Source records:
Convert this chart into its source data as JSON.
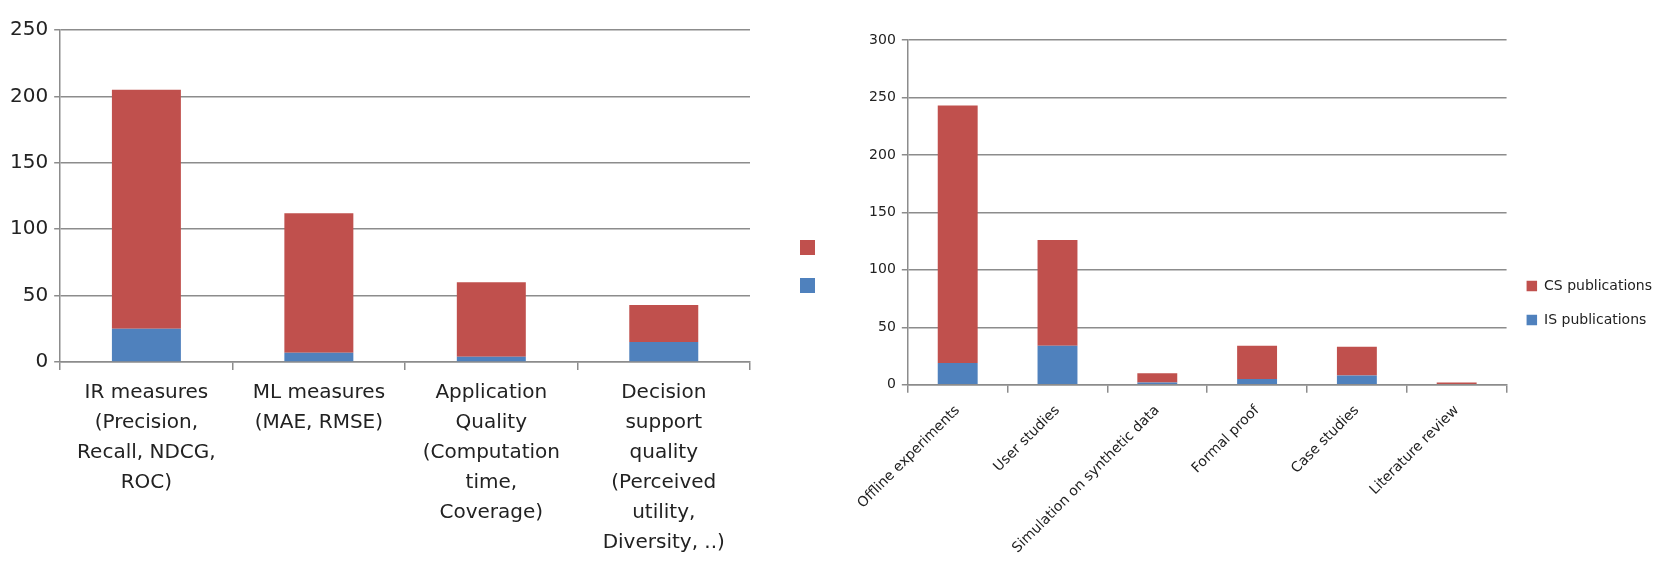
{
  "chart_data": [
    {
      "type": "bar",
      "categories": [
        "IR measures (Precision, Recall, NDCG, ROC)",
        "ML measures (MAE, RMSE)",
        "Application Quality (Computation time, Coverage)",
        "Decision support quality (Perceived utility, Diversity, ..)"
      ],
      "series": [
        {
          "color": "#4f81bd",
          "values": [
            25,
            7,
            4,
            15
          ]
        },
        {
          "color": "#c0504d",
          "values": [
            180,
            105,
            56,
            28
          ]
        }
      ],
      "stacked": true,
      "ylim": [
        0,
        250
      ],
      "yticks": [
        0,
        50,
        100,
        150,
        200,
        250
      ],
      "grid": "y",
      "legend": "right"
    },
    {
      "type": "bar",
      "categories": [
        "Offline experiments",
        "User studies",
        "Simulation on synthetic data",
        "Formal proof",
        "Case studies",
        "Literature review"
      ],
      "series": [
        {
          "name": "IS publications",
          "color": "#4f81bd",
          "values": [
            19,
            34,
            2,
            5,
            8,
            null
          ]
        },
        {
          "name": "CS publications",
          "color": "#c0504d",
          "values": [
            224,
            92,
            8,
            29,
            25,
            2
          ]
        }
      ],
      "stacked": true,
      "ylim": [
        0,
        300
      ],
      "yticks": [
        0,
        50,
        100,
        150,
        200,
        250,
        300
      ],
      "grid": "y",
      "legend": "right"
    }
  ]
}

**TASK DETAILS**
Except for the pictures, copy the material above exactly.

**THE OUTPUT**
Convert this chart into its source data as JSON.
{
  "chart_data": [
    {
      "type": "bar",
      "categories": [
        "IR measures (Precision, Recall, NDCG, ROC)",
        "ML measures (MAE, RMSE)",
        "Application Quality (Computation time, Coverage)",
        "Decision support quality (Perceived utility, Diversity, ..)"
      ],
      "series": [
        {
          "color": "#4f81bd",
          "values": [
            25,
            7,
            4,
            15
          ]
        },
        {
          "color": "#c0504d",
          "values": [
            180,
            105,
            56,
            28
          ]
        }
      ],
      "stacked": true,
      "ylim": [
        0,
        250
      ],
      "yticks": [
        0,
        50,
        100,
        150,
        200,
        250
      ],
      "grid": "y",
      "legend": "right"
    },
    {
      "type": "bar",
      "categories": [
        "Offline experiments",
        "User studies",
        "Simulation on synthetic data",
        "Formal proof",
        "Case studies",
        "Literature review"
      ],
      "series": [
        {
          "name": "IS publications",
          "color": "#4f81bd",
          "values": [
            19,
            34,
            2,
            5,
            8,
            null
          ]
        },
        {
          "name": "CS publications",
          "color": "#c0504d",
          "values": [
            224,
            92,
            8,
            29,
            25,
            2
          ]
        }
      ],
      "stacked": true,
      "ylim": [
        0,
        300
      ],
      "yticks": [
        0,
        50,
        100,
        150,
        200,
        250,
        300
      ],
      "grid": "y",
      "legend": "right"
    }
  ]
}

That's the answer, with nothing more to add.